[Start]

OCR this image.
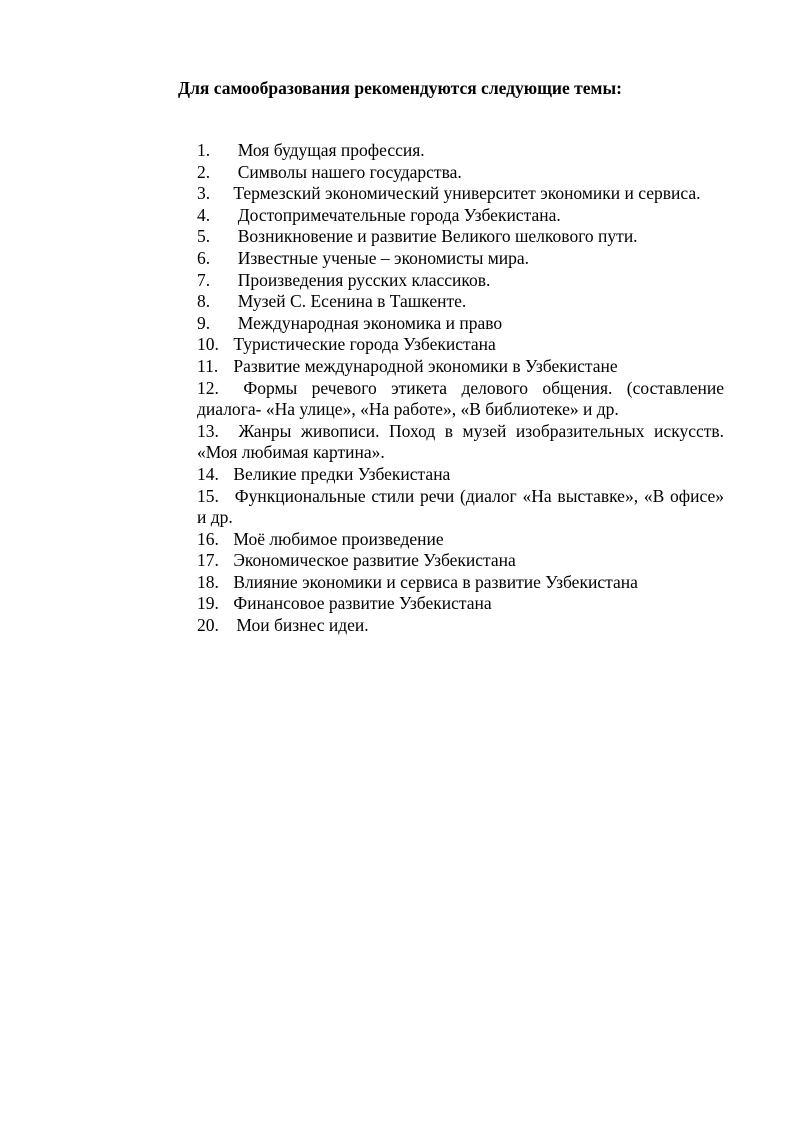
Для самообразования рекомендуются следующие темы:
1. Моя будущая профессия.
2. Символы нашего государства.
3. Термезский экономический университет экономики и сервиса.
4. Достопримечательные города Узбекистана.
5. Возникновение и развитие Великого шелкового пути.
6. Известные ученые – экономисты мира.
7. Произведения русских классиков.
8. Музей С. Есенина в Ташкенте.
9. Международная экономика и право
10. Туристические города Узбекистана
11. Развитие международной экономики в Узбекистане
12. Формы речевого этикета делового общения. (составление диалога- «На улице», «На работе», «В библиотеке» и др.
13. Жанры живописи. Поход в музей изобразительных искусств. «Моя любимая картина».
14. Великие предки Узбекистана
15. Функциональные стили речи (диалог «На выставке», «В офисе» и др.
16. Моё любимое произведение
17. Экономическое развитие Узбекистана
18. Влияние экономики и сервиса в развитие Узбекистана
19. Финансовое развитие Узбекистана
20. Мои бизнес идеи.
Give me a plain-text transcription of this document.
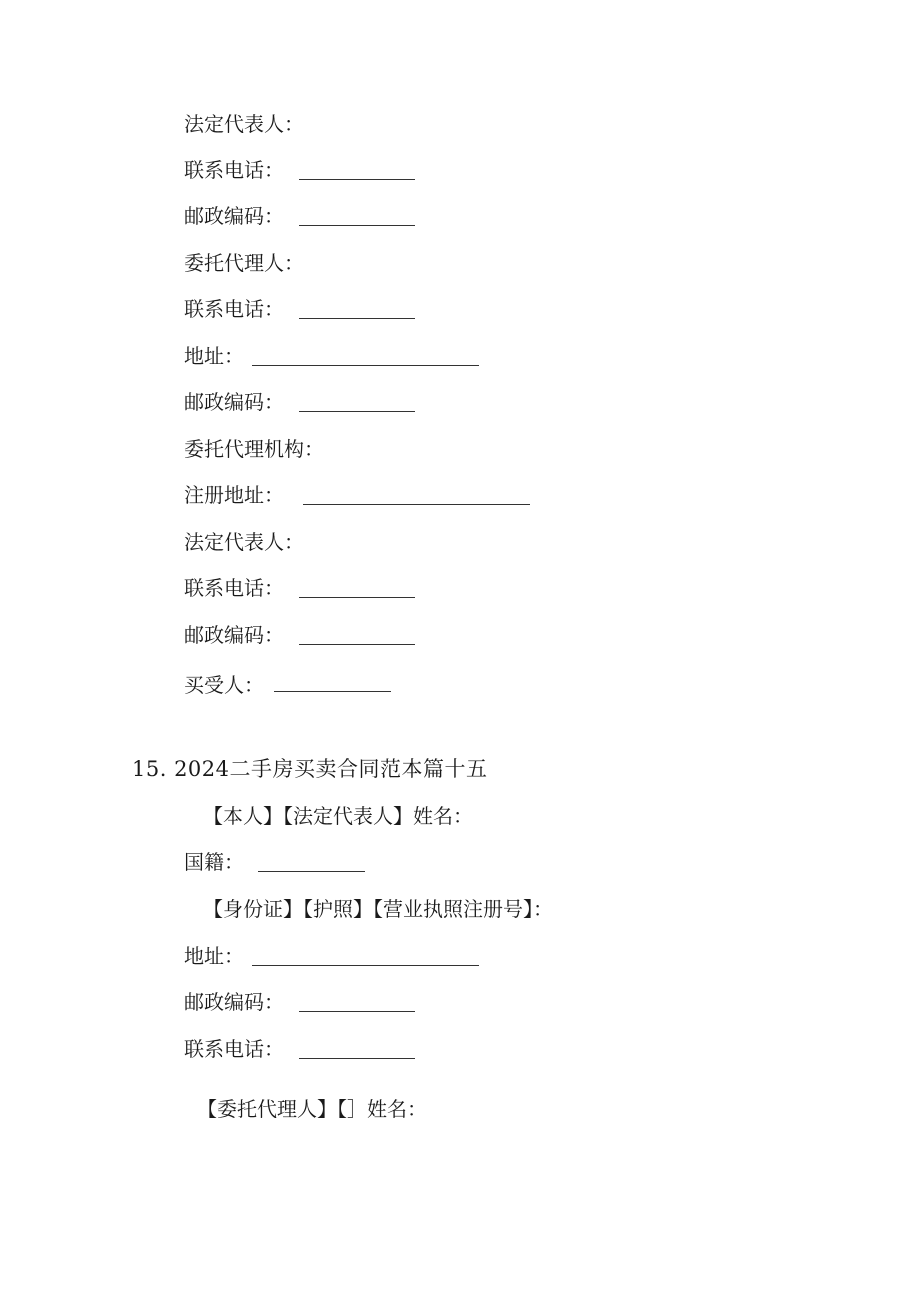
法定代表人：
联系电话：
邮政编码：
委托代理人：
联系电话：
地址：
邮政编码：
委托代理机构：
注册地址：
法定代表人：
联系电话：
邮政编码：
买受人：
15. 2024二手房买卖合同范本篇十五
【本人】【法定代表人】姓名：
国籍：
【身份证】【护照】【营业执照注册号】：
地址：
邮政编码：
联系电话：
【委托代理人】【］姓名：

[End]

» **Set problem**: Every line that holds the word "экономики" counts once; state the total number of such lines and nothing else.

» **Answer to the task**: 3